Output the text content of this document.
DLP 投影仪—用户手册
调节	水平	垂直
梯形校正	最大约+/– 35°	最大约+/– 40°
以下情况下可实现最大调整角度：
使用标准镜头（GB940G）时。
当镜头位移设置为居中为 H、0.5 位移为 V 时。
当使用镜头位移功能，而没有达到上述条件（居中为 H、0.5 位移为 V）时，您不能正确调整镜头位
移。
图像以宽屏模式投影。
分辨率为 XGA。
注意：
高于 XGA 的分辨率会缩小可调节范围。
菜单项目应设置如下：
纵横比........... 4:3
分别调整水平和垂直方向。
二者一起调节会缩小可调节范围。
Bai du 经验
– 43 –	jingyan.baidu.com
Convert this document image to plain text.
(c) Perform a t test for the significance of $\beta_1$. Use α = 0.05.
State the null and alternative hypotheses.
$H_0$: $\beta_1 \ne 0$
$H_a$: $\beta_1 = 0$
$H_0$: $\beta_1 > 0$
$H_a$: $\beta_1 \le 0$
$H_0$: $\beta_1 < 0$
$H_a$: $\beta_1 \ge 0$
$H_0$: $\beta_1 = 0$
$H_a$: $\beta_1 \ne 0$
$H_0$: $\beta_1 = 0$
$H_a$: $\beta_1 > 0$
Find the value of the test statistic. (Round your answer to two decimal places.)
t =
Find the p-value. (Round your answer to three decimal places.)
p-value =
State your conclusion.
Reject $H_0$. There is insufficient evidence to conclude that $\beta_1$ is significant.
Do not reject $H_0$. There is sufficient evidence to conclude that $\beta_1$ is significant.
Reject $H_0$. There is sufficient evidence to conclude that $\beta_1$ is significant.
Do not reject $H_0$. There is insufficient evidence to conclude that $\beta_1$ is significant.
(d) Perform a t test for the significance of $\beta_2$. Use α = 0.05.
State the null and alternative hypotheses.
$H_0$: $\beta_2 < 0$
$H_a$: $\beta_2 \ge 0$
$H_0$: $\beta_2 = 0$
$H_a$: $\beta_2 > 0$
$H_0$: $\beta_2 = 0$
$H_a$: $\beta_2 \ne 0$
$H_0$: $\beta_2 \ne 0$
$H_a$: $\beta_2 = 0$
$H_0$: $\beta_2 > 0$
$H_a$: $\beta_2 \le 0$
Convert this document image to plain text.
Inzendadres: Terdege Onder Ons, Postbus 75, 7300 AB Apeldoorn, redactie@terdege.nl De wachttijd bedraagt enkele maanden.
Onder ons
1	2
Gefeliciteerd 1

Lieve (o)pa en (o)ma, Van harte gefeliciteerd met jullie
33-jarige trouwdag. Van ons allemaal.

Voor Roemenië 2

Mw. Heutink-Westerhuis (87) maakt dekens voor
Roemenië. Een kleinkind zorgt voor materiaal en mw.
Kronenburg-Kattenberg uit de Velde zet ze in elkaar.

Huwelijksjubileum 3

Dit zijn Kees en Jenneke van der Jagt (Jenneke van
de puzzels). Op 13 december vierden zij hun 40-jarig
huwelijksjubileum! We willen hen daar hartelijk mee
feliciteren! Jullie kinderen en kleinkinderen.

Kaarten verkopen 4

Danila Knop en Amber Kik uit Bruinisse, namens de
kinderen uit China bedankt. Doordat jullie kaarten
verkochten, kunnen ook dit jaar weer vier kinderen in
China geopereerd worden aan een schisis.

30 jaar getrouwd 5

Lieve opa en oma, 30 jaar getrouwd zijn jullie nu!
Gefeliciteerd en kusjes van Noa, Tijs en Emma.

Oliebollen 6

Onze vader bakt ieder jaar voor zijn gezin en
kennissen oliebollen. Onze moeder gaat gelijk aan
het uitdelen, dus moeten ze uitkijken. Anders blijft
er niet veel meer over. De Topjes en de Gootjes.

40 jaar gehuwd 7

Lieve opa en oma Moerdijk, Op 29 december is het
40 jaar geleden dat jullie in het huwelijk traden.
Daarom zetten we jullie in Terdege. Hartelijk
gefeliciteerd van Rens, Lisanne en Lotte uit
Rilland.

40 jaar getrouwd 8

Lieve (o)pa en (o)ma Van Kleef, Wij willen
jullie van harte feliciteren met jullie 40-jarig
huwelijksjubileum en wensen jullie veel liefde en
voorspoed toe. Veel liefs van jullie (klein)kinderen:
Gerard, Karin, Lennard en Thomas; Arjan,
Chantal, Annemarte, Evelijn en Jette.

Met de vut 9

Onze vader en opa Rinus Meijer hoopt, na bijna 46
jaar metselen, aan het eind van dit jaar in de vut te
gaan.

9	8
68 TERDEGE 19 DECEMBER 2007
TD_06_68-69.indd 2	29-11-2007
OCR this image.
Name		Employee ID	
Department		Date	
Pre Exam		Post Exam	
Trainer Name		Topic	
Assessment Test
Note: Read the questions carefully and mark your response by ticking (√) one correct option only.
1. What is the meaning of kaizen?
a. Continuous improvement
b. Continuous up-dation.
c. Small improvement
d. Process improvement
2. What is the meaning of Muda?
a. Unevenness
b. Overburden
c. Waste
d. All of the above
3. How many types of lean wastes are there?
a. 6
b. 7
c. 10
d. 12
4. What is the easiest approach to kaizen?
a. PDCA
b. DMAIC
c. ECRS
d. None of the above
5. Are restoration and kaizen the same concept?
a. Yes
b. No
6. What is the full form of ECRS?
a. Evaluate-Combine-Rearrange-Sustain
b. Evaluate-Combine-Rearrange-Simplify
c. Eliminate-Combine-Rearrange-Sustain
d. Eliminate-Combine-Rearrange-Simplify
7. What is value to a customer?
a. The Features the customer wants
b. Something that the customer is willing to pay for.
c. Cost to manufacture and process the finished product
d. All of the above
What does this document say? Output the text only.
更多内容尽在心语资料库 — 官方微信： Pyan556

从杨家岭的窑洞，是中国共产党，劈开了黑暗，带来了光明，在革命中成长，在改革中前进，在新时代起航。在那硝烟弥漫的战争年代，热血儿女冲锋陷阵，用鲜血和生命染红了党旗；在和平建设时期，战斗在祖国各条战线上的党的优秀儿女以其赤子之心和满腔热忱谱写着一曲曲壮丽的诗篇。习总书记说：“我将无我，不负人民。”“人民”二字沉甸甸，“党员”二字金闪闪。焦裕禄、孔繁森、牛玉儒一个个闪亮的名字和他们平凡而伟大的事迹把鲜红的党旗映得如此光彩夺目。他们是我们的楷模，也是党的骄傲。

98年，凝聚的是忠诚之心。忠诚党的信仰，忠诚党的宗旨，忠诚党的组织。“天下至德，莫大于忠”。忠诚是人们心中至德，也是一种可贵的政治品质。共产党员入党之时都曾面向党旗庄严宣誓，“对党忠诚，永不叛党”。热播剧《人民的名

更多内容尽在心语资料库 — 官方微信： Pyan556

* Given request *
Pull out all lines from the entries above in which the word "Simplify" appears.

* Answer to this problem *
b. Evaluate-Combine-Rearrange-Simplify
d. Eliminate-Combine-Rearrange-Simplify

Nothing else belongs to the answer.